**TEXTE SOURCE:**

Connotée positivement, l’incertitude peut être appréhendée comme un défi qui appelle l’innovation : la démarche entrepreneuriale, par exemple, implique la prise en compte des risques et la capacité à s’adapter aux aléas du marché, mais également à la rationalité limitée des acteurs économiques (Facchini, 2007). Elle s’appuie pour cela sur la prospective, qui reflète la tentative de s’emparer de l’incertitude pour la réduire.
Faire l’expérience sociale de l’incertitude comporte une dimension ambivalente (emplois, identités…) : la société valorise l’incertitude sous la forme de la flexibilité et de l’injonction à s’adapter au rythme des mutations d’un monde complexe mais s’efforce de prémunir contre les différentes formes de précarité (Koubi, 2005). À quel moment alors l’incertitude devient-elle « normale ou pathologique » (Maldiney, 2007) ?
Axe 2 : L’incertitude, un levier méthodologique ?
Catégorie inhérente à la capacité humaine de connaître, donc à la science, l’incertitude définit plus largement et plus profondément l’existence, en se présentant tout à la fois comme limite et comme ressource. Incertaine est la vie dès son essence : incertus est ce qui échappe à la maîtrise, à la prévision, au calcul mathématique, à la loi de causalité. L’incertitude ouvre une faille, par laquelle se déploient la liberté humaine et la quête de transcendance, mais aussi la créativité et l’innovation. Aussi, l’incertitude qui est au cœur de la condition vulnérable constitue le socle du lien intersubjectif et social. Il y a alors différentes manières d’habiter l’incertitude : une « bonne précarité », qui exprime le besoin de l’autre pour vivre, dans la réciprocité et dans la confiance, et une « mauvaise précarité », qui implique l’impossibilité de la rencontre, de la relation (Furtos, 2021), ce qui est d’ailleurs souvent le propre des pathologies du psychique.

[Entrées de disposition spatiale]
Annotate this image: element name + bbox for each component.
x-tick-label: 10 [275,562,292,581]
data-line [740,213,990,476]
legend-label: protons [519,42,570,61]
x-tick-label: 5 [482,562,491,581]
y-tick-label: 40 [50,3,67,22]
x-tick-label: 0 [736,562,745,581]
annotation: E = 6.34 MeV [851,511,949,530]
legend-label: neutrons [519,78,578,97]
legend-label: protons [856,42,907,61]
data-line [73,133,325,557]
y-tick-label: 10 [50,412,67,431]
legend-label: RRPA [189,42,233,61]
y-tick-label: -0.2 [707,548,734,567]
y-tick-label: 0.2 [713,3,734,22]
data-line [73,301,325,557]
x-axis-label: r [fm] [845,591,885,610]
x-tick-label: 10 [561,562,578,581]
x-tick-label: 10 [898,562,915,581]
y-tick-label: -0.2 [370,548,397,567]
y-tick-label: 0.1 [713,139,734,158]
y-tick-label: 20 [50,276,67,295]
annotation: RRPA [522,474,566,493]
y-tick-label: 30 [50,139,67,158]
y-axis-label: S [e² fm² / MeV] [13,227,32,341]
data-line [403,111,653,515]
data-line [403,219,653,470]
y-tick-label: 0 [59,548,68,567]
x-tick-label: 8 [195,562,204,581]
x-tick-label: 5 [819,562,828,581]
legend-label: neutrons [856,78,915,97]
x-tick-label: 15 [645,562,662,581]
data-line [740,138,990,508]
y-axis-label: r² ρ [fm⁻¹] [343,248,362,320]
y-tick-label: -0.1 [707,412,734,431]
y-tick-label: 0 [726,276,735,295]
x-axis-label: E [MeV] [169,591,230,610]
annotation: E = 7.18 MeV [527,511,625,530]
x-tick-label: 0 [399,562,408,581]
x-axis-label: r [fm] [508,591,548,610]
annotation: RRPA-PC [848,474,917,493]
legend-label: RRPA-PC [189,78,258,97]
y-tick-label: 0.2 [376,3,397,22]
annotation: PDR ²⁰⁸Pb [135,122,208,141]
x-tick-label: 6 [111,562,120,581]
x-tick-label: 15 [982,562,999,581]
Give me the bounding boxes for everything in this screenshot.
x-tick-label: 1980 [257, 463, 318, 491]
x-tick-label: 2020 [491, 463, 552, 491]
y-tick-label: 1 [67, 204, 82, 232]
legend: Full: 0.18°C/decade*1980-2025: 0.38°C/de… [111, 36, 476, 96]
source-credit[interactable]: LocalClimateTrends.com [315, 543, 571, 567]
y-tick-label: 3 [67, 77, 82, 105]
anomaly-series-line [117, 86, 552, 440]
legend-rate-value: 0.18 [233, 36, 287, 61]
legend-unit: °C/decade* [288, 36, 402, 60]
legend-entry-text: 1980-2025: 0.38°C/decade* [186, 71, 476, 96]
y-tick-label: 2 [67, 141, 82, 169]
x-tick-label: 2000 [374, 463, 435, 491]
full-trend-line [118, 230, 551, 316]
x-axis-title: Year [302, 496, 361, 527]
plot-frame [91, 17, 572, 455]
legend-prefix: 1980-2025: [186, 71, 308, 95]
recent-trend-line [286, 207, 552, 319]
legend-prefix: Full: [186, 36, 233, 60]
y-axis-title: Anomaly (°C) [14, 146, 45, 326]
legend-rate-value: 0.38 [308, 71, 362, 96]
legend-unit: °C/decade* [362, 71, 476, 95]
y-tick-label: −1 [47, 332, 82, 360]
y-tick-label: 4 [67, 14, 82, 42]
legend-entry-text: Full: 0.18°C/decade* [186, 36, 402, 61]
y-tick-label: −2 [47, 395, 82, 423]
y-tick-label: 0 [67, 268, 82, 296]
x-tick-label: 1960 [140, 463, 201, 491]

**EXERCICES:**
a) Répondez aux questions suivantes sur le texte source.
(i) Sur quoi la démarche entrepreneuriale s'appuie-t-elle pour tenter de réduire l'incertitude ?
(ii) Sous quelle forme la société valorise-t-elle l'incertitude ?
(iii) Qu'exprime la « bonne précarité » ?
b) Recopiez à l'identique les lignes des données d'entrée, depuis la toute première jusqu'à celle qui contient « x-tick-label: 0 [399,562,408,581] », cette dernière comprise.

**RÉPONSES PAR EXERCICE:**
a)
(i) Sur la prospective.
(ii) Sous la forme de la flexibilité et de l'injonction à s'adapter au rythme des mutations d'un monde complexe.
(iii) Le besoin de l'autre pour vivre, dans la réciprocité et dans la confiance.

b)
Annotate this image: element name + bbox for each component.
x-tick-label: 10 [275,562,292,581]
data-line [740,213,990,476]
legend-label: protons [519,42,570,61]
x-tick-label: 5 [482,562,491,581]
y-tick-label: 40 [50,3,67,22]
x-tick-label: 0 [736,562,745,581]
annotation: E = 6.34 MeV [851,511,949,530]
legend-label: neutrons [519,78,578,97]
legend-label: protons [856,42,907,61]
data-line [73,133,325,557]
y-tick-label: 10 [50,412,67,431]
legend-label: RRPA [189,42,233,61]
y-tick-label: -0.2 [707,548,734,567]
y-tick-label: 0.2 [713,3,734,22]
data-line [73,301,325,557]
x-axis-label: r [fm] [845,591,885,610]
x-tick-label: 10 [561,562,578,581]
x-tick-label: 10 [898,562,915,581]
y-tick-label: -0.2 [370,548,397,567]
y-tick-label: 0.1 [713,139,734,158]
y-tick-label: 20 [50,276,67,295]
annotation: RRPA [522,474,566,493]
y-tick-label: 30 [50,139,67,158]
y-axis-label: S [e² fm² / MeV] [13,227,32,341]
data-line [403,111,653,515]
data-line [403,219,653,470]
y-tick-label: 0 [59,548,68,567]
x-tick-label: 8 [195,562,204,581]
x-tick-label: 5 [819,562,828,581]
legend-label: neutrons [856,78,915,97]
x-tick-label: 15 [645,562,662,581]
data-line [740,138,990,508]
y-axis-label: r² ρ [fm⁻¹] [343,248,362,320]
y-tick-label: -0.1 [707,412,734,431]
y-tick-label: 0 [726,276,735,295]
x-axis-label: E [MeV] [169,591,230,610]
annotation: E = 7.18 MeV [527,511,625,530]
x-tick-label: 0 [399,562,408,581]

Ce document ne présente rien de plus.